**EXCERPTED RECORDS**

** start **

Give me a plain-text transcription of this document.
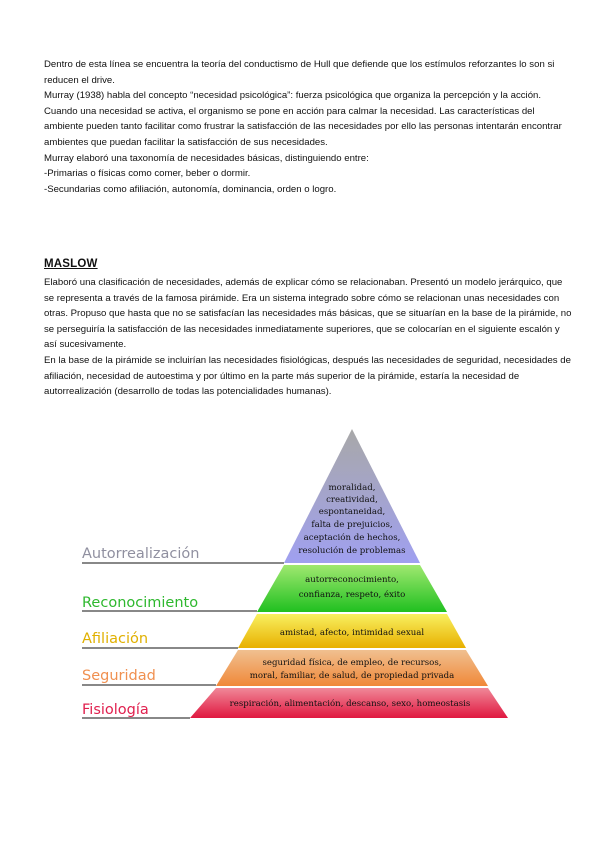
Dentro de esta línea se encuentra la teoría del conductismo de Hull que defiende que los estímulos reforzantes lo son si reducen el drive.

Murray (1938) habla del concepto “necesidad psicológica”: fuerza psicológica que organiza la percepción y la acción.

Cuando una necesidad se activa, el organismo se pone en acción para calmar la necesidad. Las características del ambiente pueden tanto facilitar como frustrar la satisfacción de las necesidades por ello las personas intentarán encontrar ambientes que puedan facilitar la satisfacción de sus necesidades.

Murray elaboró una taxonomía de necesidades básicas, distinguiendo entre:

-Primarias o físicas como comer, beber o dormir.

-Secundarias como afiliación, autonomía, dominancia, orden o logro.

MASLOW

Elaboró una clasificación de necesidades, además de explicar cómo se relacionaban. Presentó un modelo jerárquico, que se representa a través de la famosa pirámide. Era un sistema integrado sobre cómo se relacionan unas necesidades con otras. Propuso que hasta que no se satisfacían las necesidades más básicas, que se situarían en la base de la pirámide, no se perseguiría la satisfacción de las necesidades inmediatamente superiores, que se colocarían en el siguiente escalón y así sucesivamente.

En la base de la pirámide se incluirían las necesidades fisiológicas, después las necesidades de seguridad, necesidades de afiliación, necesidad de autoestima y por último en la parte más superior de la pirámide, estaría la necesidad de autorrealización (desarrollo de todas las potencialidades humanas).

Autorrealización
Reconocimiento
Afiliación
Seguridad
Fisiología
moralidad,
creatividad,
espontaneidad,
falta de prejuicios,
aceptación de hechos,
resolución de problemas
autorreconocimiento,
confianza, respeto, éxito
amistad, afecto, intimidad sexual
seguridad física, de empleo, de recursos,
moral, familiar, de salud, de propiedad privada
respiración, alimentación, descanso, sexo, homeostasis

** end **

**WHAT YOU SHOULD DO**
Print all of the records shown above exactly, leaving out each picture.

**THE REPLY**
Give me a plain-text transcription of this document.
Dentro de esta línea se encuentra la teoría del conductismo de Hull que defiende que los estímulos reforzantes lo son si reducen el drive.

Murray (1938) habla del concepto “necesidad psicológica”: fuerza psicológica que organiza la percepción y la acción.

Cuando una necesidad se activa, el organismo se pone en acción para calmar la necesidad. Las características del ambiente pueden tanto facilitar como frustrar la satisfacción de las necesidades por ello las personas intentarán encontrar ambientes que puedan facilitar la satisfacción de sus necesidades.

Murray elaboró una taxonomía de necesidades básicas, distinguiendo entre:

-Primarias o físicas como comer, beber o dormir.

-Secundarias como afiliación, autonomía, dominancia, orden o logro.

MASLOW

Elaboró una clasificación de necesidades, además de explicar cómo se relacionaban. Presentó un modelo jerárquico, que se representa a través de la famosa pirámide. Era un sistema integrado sobre cómo se relacionan unas necesidades con otras. Propuso que hasta que no se satisfacían las necesidades más básicas, que se situarían en la base de la pirámide, no se perseguiría la satisfacción de las necesidades inmediatamente superiores, que se colocarían en el siguiente escalón y así sucesivamente.

En la base de la pirámide se incluirían las necesidades fisiológicas, después las necesidades de seguridad, necesidades de afiliación, necesidad de autoestima y por último en la parte más superior de la pirámide, estaría la necesidad de autorrealización (desarrollo de todas las potencialidades humanas).

Autorrealización
Reconocimiento
Afiliación
Seguridad
Fisiología
moralidad,
creatividad,
espontaneidad,
falta de prejuicios,
aceptación de hechos,
resolución de problemas
autorreconocimiento,
confianza, respeto, éxito
amistad, afecto, intimidad sexual
seguridad física, de empleo, de recursos,
moral, familiar, de salud, de propiedad privada
respiración, alimentación, descanso, sexo, homeostasis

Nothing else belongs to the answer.